* **TO DO**
Starting at the first line of the records and ending at the line containing "component-item bbox=[56, 513, 464, 546]", recast each line as one string in a JSON list, omitting blank lines.

* **EXTRACTED INFORMATION**

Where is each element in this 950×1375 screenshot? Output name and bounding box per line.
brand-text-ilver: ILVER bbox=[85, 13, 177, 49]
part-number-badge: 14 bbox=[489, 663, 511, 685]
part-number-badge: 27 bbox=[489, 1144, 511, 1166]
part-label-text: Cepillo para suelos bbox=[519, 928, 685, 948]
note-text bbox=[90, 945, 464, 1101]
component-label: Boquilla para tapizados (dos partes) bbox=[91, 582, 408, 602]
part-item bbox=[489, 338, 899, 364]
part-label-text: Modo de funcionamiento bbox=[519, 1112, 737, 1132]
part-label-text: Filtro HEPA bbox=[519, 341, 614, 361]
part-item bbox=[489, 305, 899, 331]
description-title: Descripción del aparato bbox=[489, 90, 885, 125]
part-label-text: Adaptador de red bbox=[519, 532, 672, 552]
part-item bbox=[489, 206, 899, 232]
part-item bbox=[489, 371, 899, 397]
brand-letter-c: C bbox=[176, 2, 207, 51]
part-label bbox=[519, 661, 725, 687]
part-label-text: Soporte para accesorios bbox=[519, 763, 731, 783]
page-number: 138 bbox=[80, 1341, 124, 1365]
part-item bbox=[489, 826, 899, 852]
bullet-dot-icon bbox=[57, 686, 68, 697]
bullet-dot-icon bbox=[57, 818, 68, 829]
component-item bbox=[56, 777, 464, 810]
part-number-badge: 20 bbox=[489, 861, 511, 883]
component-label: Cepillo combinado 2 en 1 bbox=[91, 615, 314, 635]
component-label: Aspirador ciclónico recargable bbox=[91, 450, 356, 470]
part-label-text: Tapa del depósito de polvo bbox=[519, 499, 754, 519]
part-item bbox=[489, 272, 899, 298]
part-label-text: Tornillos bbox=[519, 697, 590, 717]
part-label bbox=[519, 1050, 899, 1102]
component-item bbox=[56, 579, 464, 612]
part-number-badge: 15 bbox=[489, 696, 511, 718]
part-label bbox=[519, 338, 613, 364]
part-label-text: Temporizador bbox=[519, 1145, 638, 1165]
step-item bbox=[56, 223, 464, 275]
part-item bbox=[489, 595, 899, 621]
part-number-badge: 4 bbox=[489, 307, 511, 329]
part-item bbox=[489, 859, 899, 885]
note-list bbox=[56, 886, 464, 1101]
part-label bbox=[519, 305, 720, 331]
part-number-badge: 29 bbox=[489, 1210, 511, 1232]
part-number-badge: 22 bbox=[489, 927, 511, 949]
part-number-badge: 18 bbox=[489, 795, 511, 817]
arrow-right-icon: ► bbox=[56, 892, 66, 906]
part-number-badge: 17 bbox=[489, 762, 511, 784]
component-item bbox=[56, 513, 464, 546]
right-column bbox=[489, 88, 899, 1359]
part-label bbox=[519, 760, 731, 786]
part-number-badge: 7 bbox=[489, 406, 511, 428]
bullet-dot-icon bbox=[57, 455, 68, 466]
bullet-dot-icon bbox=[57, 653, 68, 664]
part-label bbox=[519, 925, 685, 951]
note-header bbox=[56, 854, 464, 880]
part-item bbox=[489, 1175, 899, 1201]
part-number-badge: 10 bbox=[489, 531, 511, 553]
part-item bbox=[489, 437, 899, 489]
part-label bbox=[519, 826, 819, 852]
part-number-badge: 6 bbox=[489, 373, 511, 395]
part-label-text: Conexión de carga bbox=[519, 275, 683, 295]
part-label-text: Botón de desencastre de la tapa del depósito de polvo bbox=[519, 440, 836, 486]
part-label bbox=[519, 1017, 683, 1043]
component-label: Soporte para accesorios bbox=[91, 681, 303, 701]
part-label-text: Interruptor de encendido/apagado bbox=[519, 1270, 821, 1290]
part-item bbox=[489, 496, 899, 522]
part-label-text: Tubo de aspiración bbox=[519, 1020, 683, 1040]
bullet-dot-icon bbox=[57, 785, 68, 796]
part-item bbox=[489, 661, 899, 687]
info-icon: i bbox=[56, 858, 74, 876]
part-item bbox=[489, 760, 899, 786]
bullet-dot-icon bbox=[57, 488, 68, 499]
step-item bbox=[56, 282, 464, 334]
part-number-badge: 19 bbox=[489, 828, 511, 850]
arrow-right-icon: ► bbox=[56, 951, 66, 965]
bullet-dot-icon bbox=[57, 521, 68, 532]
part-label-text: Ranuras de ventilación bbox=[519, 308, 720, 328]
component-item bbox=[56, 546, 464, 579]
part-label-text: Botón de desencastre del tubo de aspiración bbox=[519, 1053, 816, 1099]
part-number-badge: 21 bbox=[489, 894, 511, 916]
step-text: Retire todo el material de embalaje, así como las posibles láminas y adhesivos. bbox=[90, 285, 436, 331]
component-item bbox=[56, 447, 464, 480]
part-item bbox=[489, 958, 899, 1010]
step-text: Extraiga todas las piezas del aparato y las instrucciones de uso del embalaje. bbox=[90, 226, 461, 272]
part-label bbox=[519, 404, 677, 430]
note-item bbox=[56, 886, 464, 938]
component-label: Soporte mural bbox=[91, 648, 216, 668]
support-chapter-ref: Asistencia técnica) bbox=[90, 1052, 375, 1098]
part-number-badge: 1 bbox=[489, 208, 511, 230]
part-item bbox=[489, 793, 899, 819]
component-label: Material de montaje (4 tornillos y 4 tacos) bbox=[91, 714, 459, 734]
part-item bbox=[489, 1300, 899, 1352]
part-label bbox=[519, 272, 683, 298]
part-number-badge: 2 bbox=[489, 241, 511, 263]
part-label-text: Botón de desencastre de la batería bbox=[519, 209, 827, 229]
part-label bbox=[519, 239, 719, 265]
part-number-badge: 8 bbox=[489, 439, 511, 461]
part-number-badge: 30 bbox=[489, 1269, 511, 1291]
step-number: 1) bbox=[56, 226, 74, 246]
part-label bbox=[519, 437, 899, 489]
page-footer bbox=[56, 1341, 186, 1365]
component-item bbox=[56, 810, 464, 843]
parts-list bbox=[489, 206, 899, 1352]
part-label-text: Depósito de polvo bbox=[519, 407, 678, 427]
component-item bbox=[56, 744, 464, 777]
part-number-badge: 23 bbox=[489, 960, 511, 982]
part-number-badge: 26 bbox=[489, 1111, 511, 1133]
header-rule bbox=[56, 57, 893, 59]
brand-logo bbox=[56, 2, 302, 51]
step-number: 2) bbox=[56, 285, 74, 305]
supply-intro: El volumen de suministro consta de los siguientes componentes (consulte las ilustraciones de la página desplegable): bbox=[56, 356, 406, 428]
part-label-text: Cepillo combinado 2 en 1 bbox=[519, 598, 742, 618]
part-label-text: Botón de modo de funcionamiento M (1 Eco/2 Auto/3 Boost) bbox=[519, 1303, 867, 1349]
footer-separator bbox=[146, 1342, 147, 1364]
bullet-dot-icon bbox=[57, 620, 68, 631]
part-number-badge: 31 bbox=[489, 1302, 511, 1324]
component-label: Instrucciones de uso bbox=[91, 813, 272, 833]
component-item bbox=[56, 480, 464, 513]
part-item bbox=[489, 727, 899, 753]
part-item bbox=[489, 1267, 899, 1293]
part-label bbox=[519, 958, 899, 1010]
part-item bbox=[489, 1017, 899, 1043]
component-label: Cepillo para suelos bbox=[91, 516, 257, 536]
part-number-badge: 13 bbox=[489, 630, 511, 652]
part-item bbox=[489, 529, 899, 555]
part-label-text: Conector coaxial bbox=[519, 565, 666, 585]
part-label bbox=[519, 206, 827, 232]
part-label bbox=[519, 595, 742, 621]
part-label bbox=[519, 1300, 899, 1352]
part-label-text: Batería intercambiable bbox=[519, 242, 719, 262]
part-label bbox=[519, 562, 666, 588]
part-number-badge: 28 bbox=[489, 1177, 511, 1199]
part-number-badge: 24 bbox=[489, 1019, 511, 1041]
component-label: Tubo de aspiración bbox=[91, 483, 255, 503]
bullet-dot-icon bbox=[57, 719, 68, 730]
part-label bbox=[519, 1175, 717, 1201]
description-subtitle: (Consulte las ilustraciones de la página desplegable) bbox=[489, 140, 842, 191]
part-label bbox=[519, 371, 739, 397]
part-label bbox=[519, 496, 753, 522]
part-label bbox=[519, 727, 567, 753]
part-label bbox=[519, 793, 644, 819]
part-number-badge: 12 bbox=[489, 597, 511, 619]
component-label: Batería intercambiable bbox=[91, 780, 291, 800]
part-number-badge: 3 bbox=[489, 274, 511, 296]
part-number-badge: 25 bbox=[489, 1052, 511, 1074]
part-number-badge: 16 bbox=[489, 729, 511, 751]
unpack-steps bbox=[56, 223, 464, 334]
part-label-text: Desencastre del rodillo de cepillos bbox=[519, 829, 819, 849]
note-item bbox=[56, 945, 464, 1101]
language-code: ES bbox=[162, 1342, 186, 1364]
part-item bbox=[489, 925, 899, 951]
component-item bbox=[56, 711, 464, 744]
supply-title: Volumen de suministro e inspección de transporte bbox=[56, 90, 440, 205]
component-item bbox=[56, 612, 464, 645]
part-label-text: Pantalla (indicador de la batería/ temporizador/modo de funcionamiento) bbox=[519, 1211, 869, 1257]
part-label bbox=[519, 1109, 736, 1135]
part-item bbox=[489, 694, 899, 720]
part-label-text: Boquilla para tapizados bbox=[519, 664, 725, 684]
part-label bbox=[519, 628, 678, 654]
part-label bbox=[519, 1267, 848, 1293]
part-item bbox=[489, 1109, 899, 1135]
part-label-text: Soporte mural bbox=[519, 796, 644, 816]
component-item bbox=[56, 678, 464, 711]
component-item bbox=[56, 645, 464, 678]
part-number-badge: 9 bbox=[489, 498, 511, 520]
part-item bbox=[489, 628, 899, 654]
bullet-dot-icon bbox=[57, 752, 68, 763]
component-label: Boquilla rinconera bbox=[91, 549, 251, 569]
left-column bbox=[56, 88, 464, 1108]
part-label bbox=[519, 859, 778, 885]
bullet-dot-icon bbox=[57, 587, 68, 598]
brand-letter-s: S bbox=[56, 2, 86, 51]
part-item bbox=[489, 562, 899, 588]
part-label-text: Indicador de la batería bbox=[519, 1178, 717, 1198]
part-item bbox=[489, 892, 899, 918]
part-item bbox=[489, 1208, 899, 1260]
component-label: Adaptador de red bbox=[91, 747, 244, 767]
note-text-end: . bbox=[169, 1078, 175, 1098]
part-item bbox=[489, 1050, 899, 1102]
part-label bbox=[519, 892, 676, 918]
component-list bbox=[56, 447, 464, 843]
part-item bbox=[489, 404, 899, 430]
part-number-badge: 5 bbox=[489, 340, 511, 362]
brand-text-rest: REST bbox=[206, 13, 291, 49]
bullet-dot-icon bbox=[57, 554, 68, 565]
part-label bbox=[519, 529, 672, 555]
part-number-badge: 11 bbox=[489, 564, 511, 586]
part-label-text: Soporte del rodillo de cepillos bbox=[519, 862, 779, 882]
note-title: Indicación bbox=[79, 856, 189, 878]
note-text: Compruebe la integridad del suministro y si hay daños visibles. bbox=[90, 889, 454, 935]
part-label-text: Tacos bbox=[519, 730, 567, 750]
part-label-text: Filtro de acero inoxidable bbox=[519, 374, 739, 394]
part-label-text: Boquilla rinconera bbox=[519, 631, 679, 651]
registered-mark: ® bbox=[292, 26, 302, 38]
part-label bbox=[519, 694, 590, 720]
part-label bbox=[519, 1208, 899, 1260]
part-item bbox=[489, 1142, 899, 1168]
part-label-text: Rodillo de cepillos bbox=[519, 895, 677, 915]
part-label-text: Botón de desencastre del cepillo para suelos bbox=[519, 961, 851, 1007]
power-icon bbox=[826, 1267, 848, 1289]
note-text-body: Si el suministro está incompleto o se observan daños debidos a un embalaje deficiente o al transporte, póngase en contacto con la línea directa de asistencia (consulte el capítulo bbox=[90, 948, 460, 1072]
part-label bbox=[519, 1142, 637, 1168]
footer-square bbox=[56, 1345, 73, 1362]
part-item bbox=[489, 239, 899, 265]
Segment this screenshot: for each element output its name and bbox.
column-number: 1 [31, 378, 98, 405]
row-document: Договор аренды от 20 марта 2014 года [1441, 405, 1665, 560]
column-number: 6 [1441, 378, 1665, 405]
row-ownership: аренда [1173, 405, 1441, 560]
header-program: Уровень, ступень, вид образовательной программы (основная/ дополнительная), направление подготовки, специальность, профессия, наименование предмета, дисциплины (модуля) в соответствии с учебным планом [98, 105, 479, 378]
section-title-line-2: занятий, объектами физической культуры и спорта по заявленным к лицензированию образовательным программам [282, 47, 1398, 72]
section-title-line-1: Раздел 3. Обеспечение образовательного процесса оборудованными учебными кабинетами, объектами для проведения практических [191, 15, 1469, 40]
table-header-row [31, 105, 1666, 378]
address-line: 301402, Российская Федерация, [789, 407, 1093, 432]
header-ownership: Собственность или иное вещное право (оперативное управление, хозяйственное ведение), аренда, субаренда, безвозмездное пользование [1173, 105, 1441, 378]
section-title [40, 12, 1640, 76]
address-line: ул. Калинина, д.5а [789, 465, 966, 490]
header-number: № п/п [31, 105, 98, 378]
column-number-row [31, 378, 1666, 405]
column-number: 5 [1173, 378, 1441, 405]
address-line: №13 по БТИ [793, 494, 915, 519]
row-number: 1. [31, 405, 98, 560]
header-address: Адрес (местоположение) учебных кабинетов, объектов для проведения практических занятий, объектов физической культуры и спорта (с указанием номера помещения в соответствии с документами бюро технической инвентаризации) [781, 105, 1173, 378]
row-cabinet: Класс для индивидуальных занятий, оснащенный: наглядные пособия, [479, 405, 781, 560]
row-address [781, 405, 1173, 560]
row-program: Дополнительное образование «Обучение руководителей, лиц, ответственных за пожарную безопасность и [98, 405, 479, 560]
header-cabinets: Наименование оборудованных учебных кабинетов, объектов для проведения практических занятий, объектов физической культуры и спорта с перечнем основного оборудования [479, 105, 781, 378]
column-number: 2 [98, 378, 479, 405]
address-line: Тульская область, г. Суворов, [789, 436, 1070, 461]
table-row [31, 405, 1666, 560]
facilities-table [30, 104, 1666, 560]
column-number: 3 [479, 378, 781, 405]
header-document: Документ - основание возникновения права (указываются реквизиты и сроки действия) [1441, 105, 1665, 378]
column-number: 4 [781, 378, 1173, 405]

* **CORRECT ANSWER**
[
  "Where is each element in this 950×1375 screenshot? Output name and bounding box per line.",
  "brand-text-ilver: ILVER bbox=[85, 13, 177, 49]",
  "part-number-badge: 14 bbox=[489, 663, 511, 685]",
  "part-number-badge: 27 bbox=[489, 1144, 511, 1166]",
  "part-label-text: Cepillo para suelos bbox=[519, 928, 685, 948]",
  "note-text bbox=[90, 945, 464, 1101]",
  "component-label: Boquilla para tapizados (dos partes) bbox=[91, 582, 408, 602]",
  "part-item bbox=[489, 338, 899, 364]",
  "part-label-text: Modo de funcionamiento bbox=[519, 1112, 737, 1132]",
  "part-label-text: Filtro HEPA bbox=[519, 341, 614, 361]",
  "part-item bbox=[489, 305, 899, 331]",
  "description-title: Descripción del aparato bbox=[489, 90, 885, 125]",
  "part-label-text: Adaptador de red bbox=[519, 532, 672, 552]",
  "part-item bbox=[489, 206, 899, 232]",
  "part-item bbox=[489, 371, 899, 397]",
  "brand-letter-c: C bbox=[176, 2, 207, 51]",
  "part-label bbox=[519, 661, 725, 687]",
  "part-label-text: Soporte para accesorios bbox=[519, 763, 731, 783]",
  "page-number: 138 bbox=[80, 1341, 124, 1365]",
  "part-item bbox=[489, 826, 899, 852]",
  "bullet-dot-icon bbox=[57, 686, 68, 697]",
  "bullet-dot-icon bbox=[57, 818, 68, 829]",
  "component-item bbox=[56, 777, 464, 810]",
  "part-number-badge: 20 bbox=[489, 861, 511, 883]",
  "component-label: Cepillo combinado 2 en 1 bbox=[91, 615, 314, 635]",
  "component-label: Aspirador ciclónico recargable bbox=[91, 450, 356, 470]",
  "part-label-text: Tapa del depósito de polvo bbox=[519, 499, 754, 519]",
  "part-item bbox=[489, 272, 899, 298]",
  "part-label-text: Tornillos bbox=[519, 697, 590, 717]",
  "part-label bbox=[519, 1050, 899, 1102]",
  "component-item bbox=[56, 579, 464, 612]",
  "part-number-badge: 15 bbox=[489, 696, 511, 718]",
  "part-label bbox=[519, 338, 613, 364]",
  "part-label-text: Temporizador bbox=[519, 1145, 638, 1165]",
  "step-item bbox=[56, 223, 464, 275]",
  "part-item bbox=[489, 595, 899, 621]",
  "part-number-badge: 4 bbox=[489, 307, 511, 329]",
  "part-item bbox=[489, 859, 899, 885]",
  "note-list bbox=[56, 886, 464, 1101]",
  "part-label bbox=[519, 305, 720, 331]",
  "part-number-badge: 29 bbox=[489, 1210, 511, 1232]",
  "part-number-badge: 22 bbox=[489, 927, 511, 949]",
  "part-number-badge: 18 bbox=[489, 795, 511, 817]",
  "arrow-right-icon: ► bbox=[56, 892, 66, 906]",
  "part-number-badge: 17 bbox=[489, 762, 511, 784]",
  "component-item bbox=[56, 513, 464, 546]"
]